*Required work:* Write the data out again exactly, dropping any images it holds.
--- Begin Task data ---
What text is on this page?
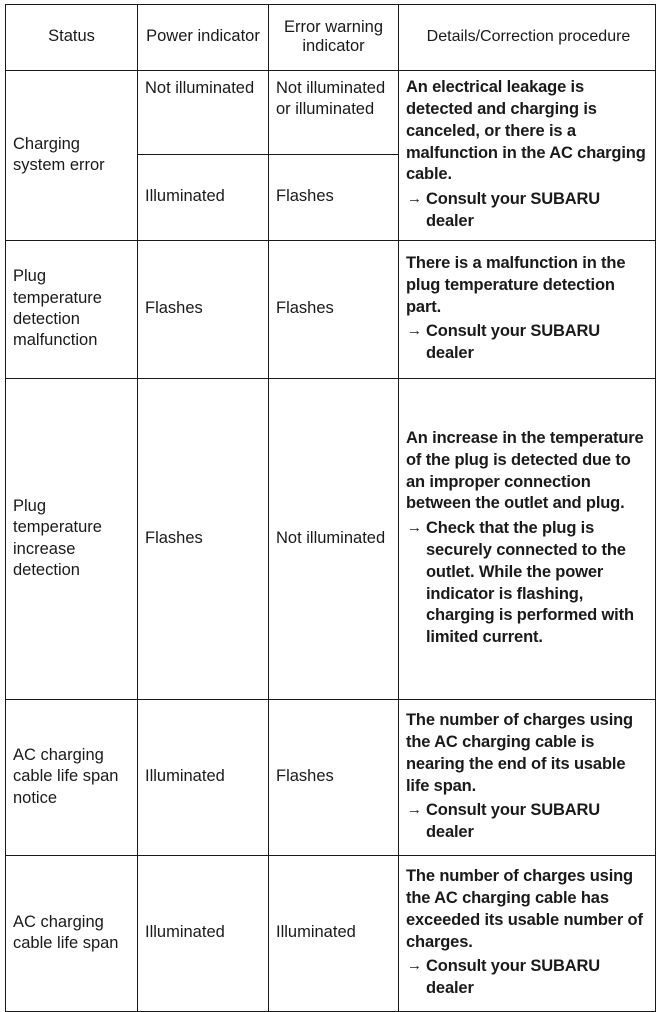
Status	Power indicator	Error warning indicator	Details/Correction procedure
Charging system error	Not illuminated	Not illuminated or illuminated	An electrical leakage is detected and charging is canceled, or there is a malfunction in the AC charging cable.
→ Consult your SUBARU dealer

	Illuminated	Flashes	
Plug temperature detection malfunction	Flashes	Flashes	There is a malfunction in the plug temperature detection part.
→ Consult your SUBARU dealer

Plug temperature increase detection	Flashes	Not illuminated	An increase in the temperature of the plug is detected due to an improper connection between the outlet and plug.
→ Check that the plug is securely connected to the outlet. While the power indicator is flashing, charging is performed with limited current.

AC charging cable life span notice	Illuminated	Flashes	The number of charges using the AC charging cable is nearing the end of its usable life span.
→ Consult your SUBARU dealer

AC charging cable life span	Illuminated	Illuminated	The number of charges using the AC charging cable has exceeded its usable number of charges.
→ Consult your SUBARU dealer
--- End Task data ---
*Result below:*
What text is on this page?
Status	Power indicator	Error warning indicator	Details/Correction procedure
Charging system error	Not illuminated	Not illuminated or illuminated	An electrical leakage is detected and charging is canceled, or there is a malfunction in the AC charging cable.
→ Consult your SUBARU dealer

	Illuminated	Flashes	
Plug temperature detection malfunction	Flashes	Flashes	There is a malfunction in the plug temperature detection part.
→ Consult your SUBARU dealer

Plug temperature increase detection	Flashes	Not illuminated	An increase in the temperature of the plug is detected due to an improper connection between the outlet and plug.
→ Check that the plug is securely connected to the outlet. While the power indicator is flashing, charging is performed with limited current.

AC charging cable life span notice	Illuminated	Flashes	The number of charges using the AC charging cable is nearing the end of its usable life span.
→ Consult your SUBARU dealer

AC charging cable life span	Illuminated	Illuminated	The number of charges using the AC charging cable has exceeded its usable number of charges.
→ Consult your SUBARU dealer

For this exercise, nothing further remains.